#### Information supplied:
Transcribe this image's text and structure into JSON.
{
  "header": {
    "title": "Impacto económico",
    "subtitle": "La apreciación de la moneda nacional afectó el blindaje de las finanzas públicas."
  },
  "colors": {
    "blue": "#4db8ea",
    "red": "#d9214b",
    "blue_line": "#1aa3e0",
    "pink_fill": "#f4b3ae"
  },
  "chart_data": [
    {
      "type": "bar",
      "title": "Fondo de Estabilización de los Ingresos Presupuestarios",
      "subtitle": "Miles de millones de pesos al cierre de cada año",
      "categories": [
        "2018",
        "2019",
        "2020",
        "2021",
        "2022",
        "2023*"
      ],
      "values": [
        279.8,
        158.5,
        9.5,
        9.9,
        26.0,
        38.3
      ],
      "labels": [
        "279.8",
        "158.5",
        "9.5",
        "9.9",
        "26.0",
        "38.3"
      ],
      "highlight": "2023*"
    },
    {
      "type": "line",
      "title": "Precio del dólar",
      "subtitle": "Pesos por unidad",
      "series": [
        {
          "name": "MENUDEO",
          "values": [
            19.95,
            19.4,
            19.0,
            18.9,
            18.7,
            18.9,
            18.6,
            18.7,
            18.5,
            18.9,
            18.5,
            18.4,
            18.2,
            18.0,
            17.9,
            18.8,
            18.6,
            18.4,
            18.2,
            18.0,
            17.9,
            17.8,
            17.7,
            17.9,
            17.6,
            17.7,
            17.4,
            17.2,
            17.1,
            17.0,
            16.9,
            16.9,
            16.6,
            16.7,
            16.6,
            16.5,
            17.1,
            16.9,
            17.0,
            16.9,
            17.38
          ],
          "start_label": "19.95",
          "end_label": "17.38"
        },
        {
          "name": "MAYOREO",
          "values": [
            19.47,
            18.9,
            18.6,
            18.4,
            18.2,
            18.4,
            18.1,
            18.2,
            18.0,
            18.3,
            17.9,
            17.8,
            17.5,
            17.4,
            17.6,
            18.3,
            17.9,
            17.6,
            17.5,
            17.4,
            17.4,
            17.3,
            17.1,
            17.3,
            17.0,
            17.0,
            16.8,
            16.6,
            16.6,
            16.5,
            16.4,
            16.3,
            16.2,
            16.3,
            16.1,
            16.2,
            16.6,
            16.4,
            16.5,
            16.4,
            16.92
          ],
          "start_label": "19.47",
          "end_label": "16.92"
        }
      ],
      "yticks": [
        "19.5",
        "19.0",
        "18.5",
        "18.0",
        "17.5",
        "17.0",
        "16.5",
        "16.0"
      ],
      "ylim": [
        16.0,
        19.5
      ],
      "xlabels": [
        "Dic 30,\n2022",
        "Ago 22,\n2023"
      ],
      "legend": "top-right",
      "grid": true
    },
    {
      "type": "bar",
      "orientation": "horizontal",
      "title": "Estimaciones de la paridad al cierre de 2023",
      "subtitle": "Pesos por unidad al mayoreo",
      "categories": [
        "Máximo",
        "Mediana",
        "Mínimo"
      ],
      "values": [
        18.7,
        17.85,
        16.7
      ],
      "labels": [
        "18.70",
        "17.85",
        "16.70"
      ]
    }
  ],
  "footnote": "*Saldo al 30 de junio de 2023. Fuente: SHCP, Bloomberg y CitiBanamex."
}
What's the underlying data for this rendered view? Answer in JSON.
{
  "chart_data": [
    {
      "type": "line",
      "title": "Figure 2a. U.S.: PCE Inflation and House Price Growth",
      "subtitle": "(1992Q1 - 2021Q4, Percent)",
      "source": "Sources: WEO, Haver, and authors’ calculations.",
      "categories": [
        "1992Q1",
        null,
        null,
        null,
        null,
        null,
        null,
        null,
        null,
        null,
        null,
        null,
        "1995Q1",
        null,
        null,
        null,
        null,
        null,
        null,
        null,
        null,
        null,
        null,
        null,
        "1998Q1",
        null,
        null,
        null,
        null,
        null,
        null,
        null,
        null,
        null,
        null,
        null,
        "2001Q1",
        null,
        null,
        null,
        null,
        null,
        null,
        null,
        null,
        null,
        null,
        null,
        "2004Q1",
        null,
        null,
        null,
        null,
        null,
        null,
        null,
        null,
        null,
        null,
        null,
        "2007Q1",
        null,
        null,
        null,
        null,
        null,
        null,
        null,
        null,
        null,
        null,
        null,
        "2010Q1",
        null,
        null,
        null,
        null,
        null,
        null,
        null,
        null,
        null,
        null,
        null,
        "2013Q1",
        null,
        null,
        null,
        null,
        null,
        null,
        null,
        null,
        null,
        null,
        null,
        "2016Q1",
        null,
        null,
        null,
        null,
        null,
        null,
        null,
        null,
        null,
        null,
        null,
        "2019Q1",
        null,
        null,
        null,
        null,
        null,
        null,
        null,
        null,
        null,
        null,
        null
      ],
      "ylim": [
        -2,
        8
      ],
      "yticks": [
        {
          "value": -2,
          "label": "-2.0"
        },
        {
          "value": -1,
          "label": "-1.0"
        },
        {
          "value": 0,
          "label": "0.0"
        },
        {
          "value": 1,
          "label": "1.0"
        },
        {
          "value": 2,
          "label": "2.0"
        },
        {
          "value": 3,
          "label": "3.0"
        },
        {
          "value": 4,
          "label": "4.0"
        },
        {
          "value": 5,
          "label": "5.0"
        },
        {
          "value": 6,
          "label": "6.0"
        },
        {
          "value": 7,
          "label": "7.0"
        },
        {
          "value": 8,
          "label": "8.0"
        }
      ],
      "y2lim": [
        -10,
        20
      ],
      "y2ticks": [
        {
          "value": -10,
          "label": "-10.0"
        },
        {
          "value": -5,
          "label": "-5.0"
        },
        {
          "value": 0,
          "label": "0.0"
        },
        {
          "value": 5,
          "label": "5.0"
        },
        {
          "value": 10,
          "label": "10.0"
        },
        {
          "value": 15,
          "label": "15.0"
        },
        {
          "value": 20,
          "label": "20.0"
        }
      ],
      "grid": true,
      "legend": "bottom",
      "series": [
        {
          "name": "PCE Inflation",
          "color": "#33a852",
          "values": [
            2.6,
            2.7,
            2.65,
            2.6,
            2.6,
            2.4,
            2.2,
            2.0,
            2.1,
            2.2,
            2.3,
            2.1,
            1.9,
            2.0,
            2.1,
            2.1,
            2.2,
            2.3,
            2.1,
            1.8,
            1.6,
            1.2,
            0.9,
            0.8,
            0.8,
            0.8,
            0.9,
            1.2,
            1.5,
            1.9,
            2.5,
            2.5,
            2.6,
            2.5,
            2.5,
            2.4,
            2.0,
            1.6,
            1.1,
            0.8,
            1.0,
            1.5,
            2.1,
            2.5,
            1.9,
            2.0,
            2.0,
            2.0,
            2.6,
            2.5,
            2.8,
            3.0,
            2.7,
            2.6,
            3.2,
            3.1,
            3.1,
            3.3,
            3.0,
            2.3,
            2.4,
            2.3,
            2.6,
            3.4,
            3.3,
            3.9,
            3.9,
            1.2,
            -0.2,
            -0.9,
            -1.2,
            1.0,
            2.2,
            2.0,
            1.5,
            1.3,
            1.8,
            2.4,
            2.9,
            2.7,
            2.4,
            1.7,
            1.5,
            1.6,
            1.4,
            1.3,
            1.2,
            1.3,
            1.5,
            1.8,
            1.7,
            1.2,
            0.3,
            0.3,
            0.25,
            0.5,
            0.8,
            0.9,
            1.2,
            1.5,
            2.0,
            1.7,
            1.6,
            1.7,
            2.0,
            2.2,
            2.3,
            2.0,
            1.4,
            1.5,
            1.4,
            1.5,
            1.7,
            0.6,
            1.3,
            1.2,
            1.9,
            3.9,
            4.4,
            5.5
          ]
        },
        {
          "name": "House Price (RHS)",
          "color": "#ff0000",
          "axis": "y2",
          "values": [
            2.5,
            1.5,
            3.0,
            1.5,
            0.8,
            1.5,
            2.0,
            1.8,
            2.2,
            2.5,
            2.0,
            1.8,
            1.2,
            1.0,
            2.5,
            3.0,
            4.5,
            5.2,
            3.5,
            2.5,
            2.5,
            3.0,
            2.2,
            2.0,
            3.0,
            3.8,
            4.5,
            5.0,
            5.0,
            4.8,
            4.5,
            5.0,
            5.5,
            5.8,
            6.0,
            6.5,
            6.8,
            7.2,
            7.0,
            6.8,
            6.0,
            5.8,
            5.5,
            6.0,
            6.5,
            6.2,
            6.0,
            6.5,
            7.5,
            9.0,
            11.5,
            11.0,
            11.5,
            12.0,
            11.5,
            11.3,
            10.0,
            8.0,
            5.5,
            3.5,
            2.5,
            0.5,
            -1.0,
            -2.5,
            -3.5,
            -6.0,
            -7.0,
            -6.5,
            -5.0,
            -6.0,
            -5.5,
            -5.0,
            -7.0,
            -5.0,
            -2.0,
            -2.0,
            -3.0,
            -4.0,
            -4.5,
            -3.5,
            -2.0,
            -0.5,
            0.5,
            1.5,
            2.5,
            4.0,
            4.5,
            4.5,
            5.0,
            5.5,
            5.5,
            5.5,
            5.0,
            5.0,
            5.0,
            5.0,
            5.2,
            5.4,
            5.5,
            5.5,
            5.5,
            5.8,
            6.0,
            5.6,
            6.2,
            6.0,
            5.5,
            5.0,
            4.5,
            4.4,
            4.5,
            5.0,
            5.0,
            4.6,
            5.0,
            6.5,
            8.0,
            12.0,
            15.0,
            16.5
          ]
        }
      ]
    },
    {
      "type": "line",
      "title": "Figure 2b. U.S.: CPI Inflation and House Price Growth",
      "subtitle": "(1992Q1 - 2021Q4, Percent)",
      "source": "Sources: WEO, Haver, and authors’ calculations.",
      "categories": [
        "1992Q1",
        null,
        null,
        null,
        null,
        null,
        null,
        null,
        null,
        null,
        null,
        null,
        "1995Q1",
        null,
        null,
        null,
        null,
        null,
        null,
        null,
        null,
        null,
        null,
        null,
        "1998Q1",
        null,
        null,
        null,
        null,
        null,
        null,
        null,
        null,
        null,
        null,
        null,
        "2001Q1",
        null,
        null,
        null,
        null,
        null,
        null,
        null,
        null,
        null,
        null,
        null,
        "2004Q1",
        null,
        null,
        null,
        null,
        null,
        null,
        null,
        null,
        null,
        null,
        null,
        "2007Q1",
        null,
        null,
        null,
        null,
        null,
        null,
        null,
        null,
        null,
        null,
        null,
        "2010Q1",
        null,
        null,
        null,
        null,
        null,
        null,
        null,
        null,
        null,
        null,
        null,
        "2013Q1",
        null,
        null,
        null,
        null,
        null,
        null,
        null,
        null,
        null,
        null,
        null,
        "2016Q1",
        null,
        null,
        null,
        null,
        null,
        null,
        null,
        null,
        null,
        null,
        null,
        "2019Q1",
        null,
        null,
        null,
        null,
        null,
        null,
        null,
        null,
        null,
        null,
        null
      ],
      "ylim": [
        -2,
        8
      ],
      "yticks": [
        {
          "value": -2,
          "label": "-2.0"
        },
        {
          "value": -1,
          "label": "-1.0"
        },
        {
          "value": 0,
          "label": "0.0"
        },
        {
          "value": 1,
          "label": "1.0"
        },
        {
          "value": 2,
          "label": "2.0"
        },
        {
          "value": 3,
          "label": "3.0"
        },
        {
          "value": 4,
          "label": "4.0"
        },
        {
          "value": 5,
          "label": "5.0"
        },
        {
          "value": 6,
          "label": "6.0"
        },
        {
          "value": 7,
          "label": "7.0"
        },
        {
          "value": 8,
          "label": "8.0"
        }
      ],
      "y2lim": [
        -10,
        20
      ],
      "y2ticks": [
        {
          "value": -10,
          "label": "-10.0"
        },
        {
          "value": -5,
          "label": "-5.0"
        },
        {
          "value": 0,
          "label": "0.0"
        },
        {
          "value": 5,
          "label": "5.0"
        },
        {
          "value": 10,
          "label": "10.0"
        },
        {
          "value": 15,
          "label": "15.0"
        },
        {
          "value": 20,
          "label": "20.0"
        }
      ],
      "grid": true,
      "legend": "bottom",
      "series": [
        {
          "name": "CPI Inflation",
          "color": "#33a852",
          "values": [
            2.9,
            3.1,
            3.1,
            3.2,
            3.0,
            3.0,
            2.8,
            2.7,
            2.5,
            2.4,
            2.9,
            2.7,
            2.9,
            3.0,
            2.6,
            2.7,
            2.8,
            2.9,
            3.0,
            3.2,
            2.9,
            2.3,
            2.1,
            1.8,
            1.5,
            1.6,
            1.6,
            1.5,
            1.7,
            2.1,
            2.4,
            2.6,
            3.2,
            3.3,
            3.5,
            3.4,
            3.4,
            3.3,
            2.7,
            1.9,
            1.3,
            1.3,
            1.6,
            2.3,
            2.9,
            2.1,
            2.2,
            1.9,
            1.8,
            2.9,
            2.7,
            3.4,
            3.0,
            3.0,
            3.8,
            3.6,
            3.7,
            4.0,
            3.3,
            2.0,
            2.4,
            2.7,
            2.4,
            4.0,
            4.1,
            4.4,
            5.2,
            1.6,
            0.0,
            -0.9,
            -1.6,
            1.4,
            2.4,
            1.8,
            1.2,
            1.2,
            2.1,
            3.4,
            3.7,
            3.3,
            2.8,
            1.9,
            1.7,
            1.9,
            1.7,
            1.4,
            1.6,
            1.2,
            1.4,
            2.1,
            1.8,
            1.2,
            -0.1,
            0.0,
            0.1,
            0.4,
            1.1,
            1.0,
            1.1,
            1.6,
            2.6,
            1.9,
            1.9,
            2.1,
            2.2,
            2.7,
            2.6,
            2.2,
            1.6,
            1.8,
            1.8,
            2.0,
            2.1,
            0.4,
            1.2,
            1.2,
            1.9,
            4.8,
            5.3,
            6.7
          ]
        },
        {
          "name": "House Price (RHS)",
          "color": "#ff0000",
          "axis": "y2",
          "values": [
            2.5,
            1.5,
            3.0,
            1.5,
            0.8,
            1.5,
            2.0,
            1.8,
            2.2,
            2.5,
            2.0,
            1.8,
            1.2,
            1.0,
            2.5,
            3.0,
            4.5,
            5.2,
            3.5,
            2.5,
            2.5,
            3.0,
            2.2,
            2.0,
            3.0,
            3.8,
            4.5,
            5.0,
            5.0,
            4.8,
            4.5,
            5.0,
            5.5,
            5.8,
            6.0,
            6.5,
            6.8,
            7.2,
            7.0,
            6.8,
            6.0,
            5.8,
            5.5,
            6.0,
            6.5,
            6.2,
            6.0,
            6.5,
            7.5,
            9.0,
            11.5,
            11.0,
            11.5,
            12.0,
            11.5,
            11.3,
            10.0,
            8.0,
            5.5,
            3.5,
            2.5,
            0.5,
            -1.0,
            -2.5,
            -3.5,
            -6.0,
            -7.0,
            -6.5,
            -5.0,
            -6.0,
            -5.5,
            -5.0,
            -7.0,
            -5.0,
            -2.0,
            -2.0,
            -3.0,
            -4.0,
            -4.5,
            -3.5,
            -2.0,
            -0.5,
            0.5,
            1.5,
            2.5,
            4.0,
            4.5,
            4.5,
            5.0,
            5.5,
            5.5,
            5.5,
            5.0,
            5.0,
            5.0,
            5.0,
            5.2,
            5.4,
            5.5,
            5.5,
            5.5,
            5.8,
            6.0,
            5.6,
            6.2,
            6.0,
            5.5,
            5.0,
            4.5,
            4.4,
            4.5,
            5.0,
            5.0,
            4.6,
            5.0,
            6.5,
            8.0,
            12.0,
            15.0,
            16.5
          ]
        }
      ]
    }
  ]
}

#### Problem:
Identify each line in the records above containing the word "subtitle"; copy those lines.

#### The response:
    "subtitle": "La apreciación de la moneda nacional afectó el blindaje de las finanzas públicas."
      "subtitle": "Miles de millones de pesos al cierre de cada año",
      "subtitle": "Pesos por unidad",
      "subtitle": "Pesos por unidad al mayoreo",
      "subtitle": "(1992Q1 - 2021Q4, Percent)",
      "subtitle": "(1992Q1 - 2021Q4, Percent)",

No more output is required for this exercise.